PROBLEMY I ZADANIA ->
(1) Powtórz dosłownie fragment rozmowy o polskiej sztuce, który zaczyna się od słów „TR: Nie, nie” i biegnie aż do słów „Na pewno nadejdą.”.
(2) Jaki model przez lata funkcjonował we Francji, USA i Wielkiej Brytanii według rozmowy o polskiej sztuce?

TEKST DO PRZECZYTANIA ->

_____

KM: A co z naszymi rekordami aukcyjnymi prac takich tuzów jak Fangor, Nowosielski, Stażewski. Czy ci artyści liczą się na świecie ?
TR: Nie, nie liczą się. To rzeczywistość muzealna. Strzał w przypadku Fangora przejdzie do swoistej legendy polskiego przypadku, podobnie jak obecność Sasnala w Tate, ale czy to, znaczy coś więcej? Nurtu z tego nie ma żadnego, ani tendencji. Po prostu tak się zdarzyło. Trzeba liczyć na kolejne przypadki. Na pewno nadejdą.

KM: A młodzi ? Kilkanaście lat temu było spore zainteresowanie artystami z krajów postkomunistycznych…  
TR: Właśnie dlatego, że było zainteresowanie artystami z krajów postkomunistycznych. Myślenie handlowe, może spekulacyjne, może polityczne. A nie poszukiwanie dojrzałych twórczości, konkurencyjnych dla podobnych w określonych nurtach. Z drugiej strony, kto miał wypromować polską sztukę na Zachodzie? Do tego potrzebny był silny mecenat, kapitał oraz określony cel. Kampanie marketingowe w obszarze sztuki kosztują bardzo drogo, konieczny był do tego solidny filar finansowy, a tymczasem nigdy w Polsce nie było jasnej promocji kultury. Poza tym dochodzi do tego personalizacja, określona indywidualność albo wręcz unikatowość artystyczna. W polskiej sztuce mamy do czynienia z wieloma znakomitymi przypadkami, obiektywnie mogącymi konkurować na Zachodzie, ale widocznie nie trafiły na tę ścieżkę właściwie dopasowanej promocji. We Francji, USA czy w Wielkiej Brytanii przez lata funkcjonował model: krytyk – galeria – mecenat. Dawało to wymierne efekty nagromadzenia odpowiedniej koniunktury. Tak zrodziły się wszak brylantowe kariery z Nouveau Réalisme, Szkoły nowojorskiej czy St Ives. W Polsce tego zabrakło.

_____

DOSTARCZONE DANE ->
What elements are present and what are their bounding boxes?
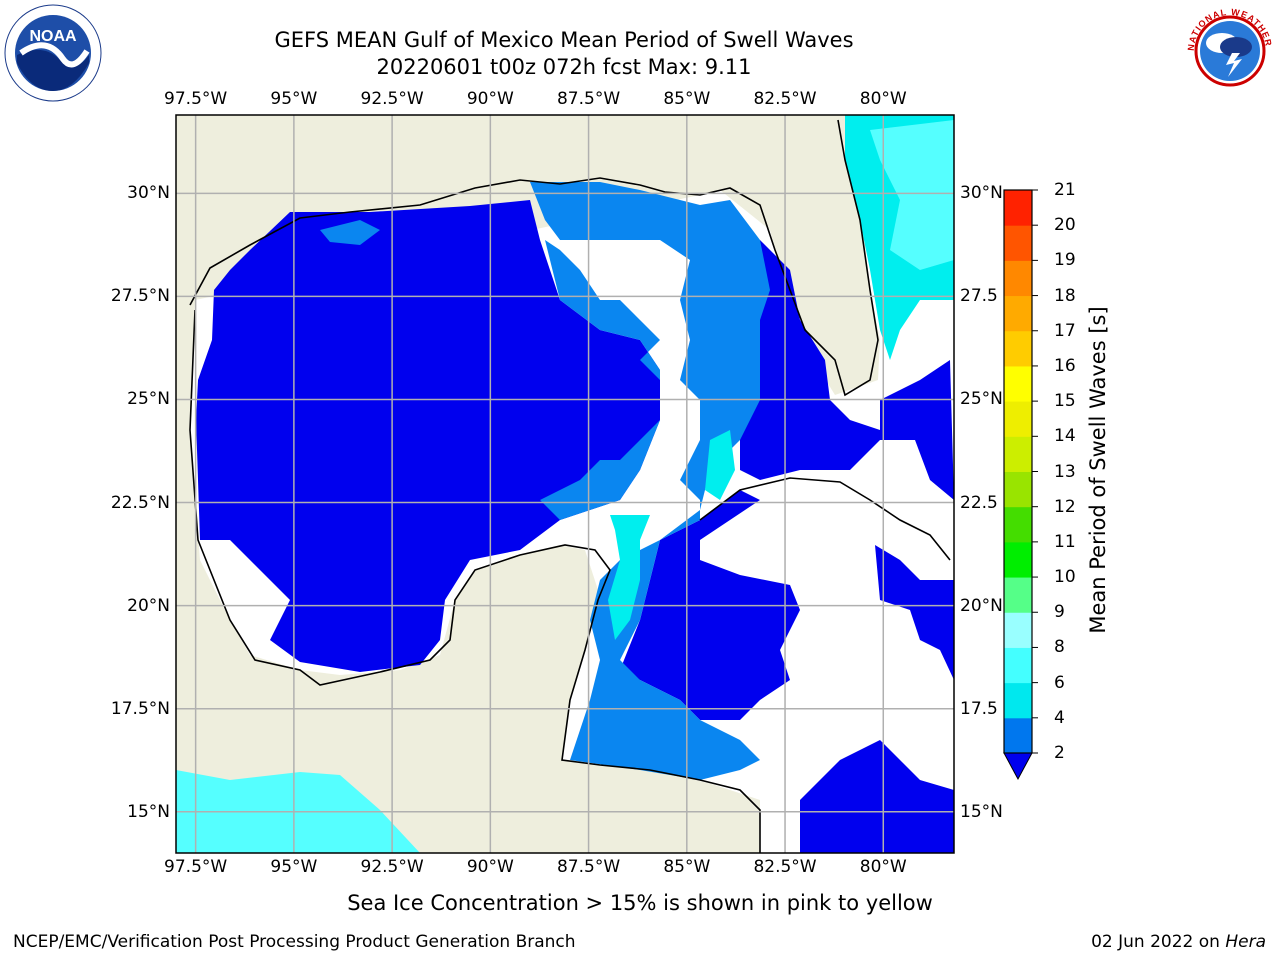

_____

PEŁNE ODPOWIEDZI ->
(1)
TR: Nie, nie liczą się. To rzeczywistość muzealna. Strzał w przypadku Fangora przejdzie do swoistej legendy polskiego przypadku, podobnie jak obecność Sasnala w Tate, ale czy to, znaczy coś więcej? Nurtu z tego nie ma żadnego, ani tendencji. Po prostu tak się zdarzyło. Trzeba liczyć na kolejne przypadki. Na pewno nadejdą.

(2) Funkcjonował tam model krytyk – galeria – mecenat.